▸ Given data:
==================================================

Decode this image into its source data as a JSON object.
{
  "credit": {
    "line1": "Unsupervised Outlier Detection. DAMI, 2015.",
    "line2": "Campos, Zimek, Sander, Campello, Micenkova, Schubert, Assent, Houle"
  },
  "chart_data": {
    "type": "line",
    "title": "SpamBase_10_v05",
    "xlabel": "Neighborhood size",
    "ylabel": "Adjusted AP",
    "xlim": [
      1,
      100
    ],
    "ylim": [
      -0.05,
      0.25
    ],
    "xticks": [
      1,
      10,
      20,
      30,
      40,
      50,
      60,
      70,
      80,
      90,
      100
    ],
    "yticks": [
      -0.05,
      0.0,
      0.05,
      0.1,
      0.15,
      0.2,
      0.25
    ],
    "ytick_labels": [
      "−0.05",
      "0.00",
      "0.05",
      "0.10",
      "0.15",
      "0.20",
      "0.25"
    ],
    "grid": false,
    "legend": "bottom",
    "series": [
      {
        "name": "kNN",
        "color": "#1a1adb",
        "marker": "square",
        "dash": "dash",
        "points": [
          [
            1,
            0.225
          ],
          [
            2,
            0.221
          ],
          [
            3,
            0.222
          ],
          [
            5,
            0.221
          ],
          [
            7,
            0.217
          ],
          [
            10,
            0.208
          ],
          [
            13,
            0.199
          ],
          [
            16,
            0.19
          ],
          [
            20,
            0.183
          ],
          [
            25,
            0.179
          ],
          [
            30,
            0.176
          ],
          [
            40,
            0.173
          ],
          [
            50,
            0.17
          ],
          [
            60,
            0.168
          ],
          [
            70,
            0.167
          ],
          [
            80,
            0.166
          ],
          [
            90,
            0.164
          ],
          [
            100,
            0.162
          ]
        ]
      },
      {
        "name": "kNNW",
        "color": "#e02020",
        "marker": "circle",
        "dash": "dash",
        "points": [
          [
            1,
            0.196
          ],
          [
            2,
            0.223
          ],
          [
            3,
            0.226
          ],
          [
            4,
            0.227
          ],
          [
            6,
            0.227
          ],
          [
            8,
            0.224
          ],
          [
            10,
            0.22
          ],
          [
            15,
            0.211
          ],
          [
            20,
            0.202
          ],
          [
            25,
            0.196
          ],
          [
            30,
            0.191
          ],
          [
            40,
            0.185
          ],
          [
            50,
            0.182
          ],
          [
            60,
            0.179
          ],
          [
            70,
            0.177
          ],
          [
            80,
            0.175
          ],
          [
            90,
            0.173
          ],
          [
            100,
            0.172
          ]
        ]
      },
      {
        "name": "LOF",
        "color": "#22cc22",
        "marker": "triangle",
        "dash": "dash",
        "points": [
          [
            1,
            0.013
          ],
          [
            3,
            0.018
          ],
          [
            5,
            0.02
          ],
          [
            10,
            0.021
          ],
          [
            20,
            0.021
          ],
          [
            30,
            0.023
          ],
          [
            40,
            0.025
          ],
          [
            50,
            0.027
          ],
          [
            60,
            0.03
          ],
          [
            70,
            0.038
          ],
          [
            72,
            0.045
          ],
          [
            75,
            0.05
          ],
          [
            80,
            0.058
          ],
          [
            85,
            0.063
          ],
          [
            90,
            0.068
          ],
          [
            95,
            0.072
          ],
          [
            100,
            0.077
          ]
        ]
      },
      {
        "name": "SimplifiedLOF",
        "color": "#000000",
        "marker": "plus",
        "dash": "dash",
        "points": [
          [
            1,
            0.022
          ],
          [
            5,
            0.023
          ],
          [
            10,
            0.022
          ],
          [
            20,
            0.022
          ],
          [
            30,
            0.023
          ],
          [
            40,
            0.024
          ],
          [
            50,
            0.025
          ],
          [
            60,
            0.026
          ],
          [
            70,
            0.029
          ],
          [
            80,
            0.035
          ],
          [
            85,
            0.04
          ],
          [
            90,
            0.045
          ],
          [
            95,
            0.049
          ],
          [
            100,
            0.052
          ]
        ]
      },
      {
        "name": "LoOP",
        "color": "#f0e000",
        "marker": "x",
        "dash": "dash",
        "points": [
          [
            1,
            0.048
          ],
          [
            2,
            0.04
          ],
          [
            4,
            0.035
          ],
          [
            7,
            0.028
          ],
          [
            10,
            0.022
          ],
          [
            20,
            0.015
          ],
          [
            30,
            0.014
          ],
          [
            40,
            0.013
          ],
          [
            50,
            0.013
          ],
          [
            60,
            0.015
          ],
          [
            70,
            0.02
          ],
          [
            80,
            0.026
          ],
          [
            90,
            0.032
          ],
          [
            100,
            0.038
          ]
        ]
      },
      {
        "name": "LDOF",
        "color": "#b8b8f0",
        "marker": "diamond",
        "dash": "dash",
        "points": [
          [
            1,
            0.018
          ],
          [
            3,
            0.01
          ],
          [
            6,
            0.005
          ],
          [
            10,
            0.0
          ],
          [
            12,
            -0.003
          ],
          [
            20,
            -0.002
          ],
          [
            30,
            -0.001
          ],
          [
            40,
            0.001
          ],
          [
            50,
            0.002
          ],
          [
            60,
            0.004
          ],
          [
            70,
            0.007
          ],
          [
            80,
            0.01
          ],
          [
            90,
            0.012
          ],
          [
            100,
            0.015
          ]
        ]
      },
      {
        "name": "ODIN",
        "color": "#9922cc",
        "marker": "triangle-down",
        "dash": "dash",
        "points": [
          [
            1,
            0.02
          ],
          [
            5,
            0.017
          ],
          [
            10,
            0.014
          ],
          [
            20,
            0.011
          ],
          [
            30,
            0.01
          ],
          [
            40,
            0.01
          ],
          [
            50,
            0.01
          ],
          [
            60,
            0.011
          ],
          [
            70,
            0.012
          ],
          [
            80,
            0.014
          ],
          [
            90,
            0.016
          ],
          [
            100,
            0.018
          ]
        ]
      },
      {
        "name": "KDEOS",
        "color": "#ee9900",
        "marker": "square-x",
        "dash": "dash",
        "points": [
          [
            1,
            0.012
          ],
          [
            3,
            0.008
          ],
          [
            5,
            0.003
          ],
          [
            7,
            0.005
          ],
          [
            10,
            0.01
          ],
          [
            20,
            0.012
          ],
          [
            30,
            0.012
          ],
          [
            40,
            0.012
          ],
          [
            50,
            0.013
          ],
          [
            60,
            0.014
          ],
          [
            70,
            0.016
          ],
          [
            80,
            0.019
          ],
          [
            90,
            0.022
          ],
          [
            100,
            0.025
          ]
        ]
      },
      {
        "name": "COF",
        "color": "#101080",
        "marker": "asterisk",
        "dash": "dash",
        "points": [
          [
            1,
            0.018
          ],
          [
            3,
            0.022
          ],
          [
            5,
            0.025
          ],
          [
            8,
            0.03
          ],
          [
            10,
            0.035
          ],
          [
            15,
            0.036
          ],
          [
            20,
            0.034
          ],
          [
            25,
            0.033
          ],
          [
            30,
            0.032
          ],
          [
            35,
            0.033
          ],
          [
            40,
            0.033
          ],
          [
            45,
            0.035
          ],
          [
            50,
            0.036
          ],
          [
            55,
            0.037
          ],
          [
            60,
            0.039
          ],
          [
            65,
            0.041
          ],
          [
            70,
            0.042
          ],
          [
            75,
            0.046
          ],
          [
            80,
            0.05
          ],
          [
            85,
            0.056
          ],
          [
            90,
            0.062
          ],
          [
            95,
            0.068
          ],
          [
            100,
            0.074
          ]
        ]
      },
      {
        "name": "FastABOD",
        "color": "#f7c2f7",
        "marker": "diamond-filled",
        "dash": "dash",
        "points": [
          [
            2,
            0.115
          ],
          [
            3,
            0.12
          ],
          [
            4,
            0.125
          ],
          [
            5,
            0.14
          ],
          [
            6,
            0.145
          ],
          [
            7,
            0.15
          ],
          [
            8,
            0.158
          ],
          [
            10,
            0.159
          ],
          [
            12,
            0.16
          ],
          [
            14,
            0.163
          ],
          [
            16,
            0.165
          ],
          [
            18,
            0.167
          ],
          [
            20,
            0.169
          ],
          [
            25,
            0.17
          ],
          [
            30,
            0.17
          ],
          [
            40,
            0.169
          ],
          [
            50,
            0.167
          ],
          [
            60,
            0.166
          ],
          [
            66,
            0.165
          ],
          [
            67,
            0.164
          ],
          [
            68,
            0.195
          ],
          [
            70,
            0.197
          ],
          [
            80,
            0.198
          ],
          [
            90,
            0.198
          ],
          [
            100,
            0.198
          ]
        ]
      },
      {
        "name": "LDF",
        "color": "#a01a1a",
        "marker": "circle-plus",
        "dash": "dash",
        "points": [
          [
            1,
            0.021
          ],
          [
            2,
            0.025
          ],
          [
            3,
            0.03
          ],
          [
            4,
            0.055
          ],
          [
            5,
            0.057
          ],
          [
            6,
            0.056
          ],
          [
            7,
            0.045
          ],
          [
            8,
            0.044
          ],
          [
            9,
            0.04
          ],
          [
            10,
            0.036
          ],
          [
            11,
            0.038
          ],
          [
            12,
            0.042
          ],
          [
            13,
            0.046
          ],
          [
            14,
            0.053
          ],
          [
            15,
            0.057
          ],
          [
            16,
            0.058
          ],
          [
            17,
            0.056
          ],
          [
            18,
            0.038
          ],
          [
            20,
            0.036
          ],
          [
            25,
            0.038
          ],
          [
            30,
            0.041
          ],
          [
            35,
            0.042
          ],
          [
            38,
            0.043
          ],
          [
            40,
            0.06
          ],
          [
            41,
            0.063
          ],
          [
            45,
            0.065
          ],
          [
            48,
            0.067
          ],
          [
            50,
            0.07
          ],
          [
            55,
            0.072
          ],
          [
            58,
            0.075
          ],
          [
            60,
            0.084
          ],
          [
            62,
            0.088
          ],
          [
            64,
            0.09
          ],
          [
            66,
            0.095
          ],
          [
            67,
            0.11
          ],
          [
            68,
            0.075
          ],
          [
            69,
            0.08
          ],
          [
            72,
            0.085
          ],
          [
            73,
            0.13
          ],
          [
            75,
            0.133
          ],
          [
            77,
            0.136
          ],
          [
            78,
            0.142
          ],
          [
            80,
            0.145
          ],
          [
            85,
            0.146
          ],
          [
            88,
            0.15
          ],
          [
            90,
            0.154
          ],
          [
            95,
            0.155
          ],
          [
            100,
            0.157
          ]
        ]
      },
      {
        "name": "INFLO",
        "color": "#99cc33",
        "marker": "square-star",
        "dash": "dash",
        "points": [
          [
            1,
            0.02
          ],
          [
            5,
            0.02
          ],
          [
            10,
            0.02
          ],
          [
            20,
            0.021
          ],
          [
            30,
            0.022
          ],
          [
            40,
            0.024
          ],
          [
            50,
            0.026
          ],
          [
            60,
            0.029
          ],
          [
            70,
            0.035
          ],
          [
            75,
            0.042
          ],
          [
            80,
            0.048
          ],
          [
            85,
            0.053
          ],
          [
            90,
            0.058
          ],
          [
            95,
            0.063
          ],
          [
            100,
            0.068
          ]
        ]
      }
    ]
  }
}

==================================================

Using the material above, gather every line that includes "color".

▸ Expected answer:
        "color": "#1a1adb",
        "color": "#e02020",
        "color": "#22cc22",
        "color": "#000000",
        "color": "#f0e000",
        "color": "#b8b8f0",
        "color": "#9922cc",
        "color": "#ee9900",
        "color": "#101080",
        "color": "#f7c2f7",
        "color": "#a01a1a",
        "color": "#99cc33",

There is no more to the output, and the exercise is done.